Stored entries:
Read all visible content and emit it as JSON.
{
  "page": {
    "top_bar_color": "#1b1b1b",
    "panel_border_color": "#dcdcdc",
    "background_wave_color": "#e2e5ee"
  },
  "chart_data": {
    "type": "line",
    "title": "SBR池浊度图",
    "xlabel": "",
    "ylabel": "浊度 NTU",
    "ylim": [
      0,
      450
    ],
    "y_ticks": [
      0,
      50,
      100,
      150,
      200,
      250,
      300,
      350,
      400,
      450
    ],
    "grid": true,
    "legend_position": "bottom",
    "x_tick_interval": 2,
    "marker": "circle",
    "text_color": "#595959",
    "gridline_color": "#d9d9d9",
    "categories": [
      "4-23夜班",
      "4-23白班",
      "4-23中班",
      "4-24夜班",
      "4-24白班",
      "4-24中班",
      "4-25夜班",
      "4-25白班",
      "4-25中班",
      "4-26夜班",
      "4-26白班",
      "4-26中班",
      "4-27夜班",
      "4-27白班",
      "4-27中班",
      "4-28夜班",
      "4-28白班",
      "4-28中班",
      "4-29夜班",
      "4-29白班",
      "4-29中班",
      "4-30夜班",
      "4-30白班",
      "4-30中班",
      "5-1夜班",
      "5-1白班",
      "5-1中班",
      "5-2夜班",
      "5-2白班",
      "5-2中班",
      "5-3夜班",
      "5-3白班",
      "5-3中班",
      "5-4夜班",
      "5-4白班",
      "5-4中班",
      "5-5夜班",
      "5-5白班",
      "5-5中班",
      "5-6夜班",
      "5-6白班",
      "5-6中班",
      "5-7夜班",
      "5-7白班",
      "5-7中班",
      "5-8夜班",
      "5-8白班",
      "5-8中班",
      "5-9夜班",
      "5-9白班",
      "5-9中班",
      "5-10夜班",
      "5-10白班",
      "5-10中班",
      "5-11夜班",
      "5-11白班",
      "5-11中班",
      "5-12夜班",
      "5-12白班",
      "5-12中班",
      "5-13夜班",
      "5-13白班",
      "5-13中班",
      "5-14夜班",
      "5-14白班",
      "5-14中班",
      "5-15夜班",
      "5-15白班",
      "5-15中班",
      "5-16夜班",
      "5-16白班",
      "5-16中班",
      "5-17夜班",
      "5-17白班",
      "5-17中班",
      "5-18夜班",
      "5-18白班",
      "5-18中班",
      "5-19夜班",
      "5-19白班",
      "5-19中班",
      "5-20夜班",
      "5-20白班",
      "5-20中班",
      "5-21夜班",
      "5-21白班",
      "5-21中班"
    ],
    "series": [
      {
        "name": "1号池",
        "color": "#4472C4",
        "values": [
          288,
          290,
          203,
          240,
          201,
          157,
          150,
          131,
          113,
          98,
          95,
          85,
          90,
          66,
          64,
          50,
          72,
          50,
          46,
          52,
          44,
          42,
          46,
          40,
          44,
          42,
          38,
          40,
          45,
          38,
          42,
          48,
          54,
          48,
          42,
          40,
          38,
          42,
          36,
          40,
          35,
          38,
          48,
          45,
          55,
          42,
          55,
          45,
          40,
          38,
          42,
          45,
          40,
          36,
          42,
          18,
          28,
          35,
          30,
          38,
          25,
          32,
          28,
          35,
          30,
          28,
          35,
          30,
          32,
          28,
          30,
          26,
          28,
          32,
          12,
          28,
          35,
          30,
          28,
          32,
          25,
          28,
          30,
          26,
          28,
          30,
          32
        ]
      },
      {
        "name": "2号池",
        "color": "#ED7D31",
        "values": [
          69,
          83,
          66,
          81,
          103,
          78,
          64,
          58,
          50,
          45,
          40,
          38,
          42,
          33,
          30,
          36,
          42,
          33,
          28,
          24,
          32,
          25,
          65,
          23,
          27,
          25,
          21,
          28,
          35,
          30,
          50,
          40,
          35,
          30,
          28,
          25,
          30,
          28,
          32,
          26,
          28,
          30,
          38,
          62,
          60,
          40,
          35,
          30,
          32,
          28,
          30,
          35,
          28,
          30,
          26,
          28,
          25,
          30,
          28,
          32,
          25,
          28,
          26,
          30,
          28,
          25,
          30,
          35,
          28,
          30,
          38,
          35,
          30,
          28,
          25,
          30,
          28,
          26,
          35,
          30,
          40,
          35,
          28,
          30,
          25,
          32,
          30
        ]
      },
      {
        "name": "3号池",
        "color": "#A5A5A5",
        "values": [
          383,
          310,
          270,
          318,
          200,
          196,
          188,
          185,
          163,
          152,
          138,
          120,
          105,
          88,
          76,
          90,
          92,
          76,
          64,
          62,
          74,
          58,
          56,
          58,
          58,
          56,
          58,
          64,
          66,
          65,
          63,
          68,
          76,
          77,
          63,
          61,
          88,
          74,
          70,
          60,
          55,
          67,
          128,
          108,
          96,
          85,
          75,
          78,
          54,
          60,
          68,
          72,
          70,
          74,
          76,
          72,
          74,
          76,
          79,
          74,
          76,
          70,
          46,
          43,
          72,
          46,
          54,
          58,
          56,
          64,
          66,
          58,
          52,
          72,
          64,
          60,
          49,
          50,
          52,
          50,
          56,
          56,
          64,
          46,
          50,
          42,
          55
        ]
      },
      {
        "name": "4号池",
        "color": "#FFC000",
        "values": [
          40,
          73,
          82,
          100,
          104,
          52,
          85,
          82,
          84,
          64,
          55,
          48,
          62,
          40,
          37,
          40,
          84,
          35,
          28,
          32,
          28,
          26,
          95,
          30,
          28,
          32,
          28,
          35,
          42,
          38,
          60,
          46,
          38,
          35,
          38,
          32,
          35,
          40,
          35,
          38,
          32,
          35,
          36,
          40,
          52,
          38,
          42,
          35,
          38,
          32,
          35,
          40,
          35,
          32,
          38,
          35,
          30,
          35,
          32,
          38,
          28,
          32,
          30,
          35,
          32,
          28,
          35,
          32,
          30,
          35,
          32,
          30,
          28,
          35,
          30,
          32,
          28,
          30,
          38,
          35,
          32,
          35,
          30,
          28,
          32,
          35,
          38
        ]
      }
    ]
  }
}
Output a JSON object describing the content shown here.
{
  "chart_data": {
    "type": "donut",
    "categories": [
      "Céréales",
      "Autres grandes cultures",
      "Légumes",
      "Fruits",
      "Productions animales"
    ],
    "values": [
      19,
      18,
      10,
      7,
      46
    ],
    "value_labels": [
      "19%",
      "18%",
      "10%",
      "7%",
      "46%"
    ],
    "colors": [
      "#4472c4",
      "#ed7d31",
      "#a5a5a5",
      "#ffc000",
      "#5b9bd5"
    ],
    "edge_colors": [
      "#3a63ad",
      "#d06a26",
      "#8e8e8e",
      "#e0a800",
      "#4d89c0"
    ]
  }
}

**What is required**.
Search the preceding listing for the word "content" and pull out every line that holds it.

**Answer to this problem**.
Read all visible content and emit it as JSON.
Output a JSON object describing the content shown here.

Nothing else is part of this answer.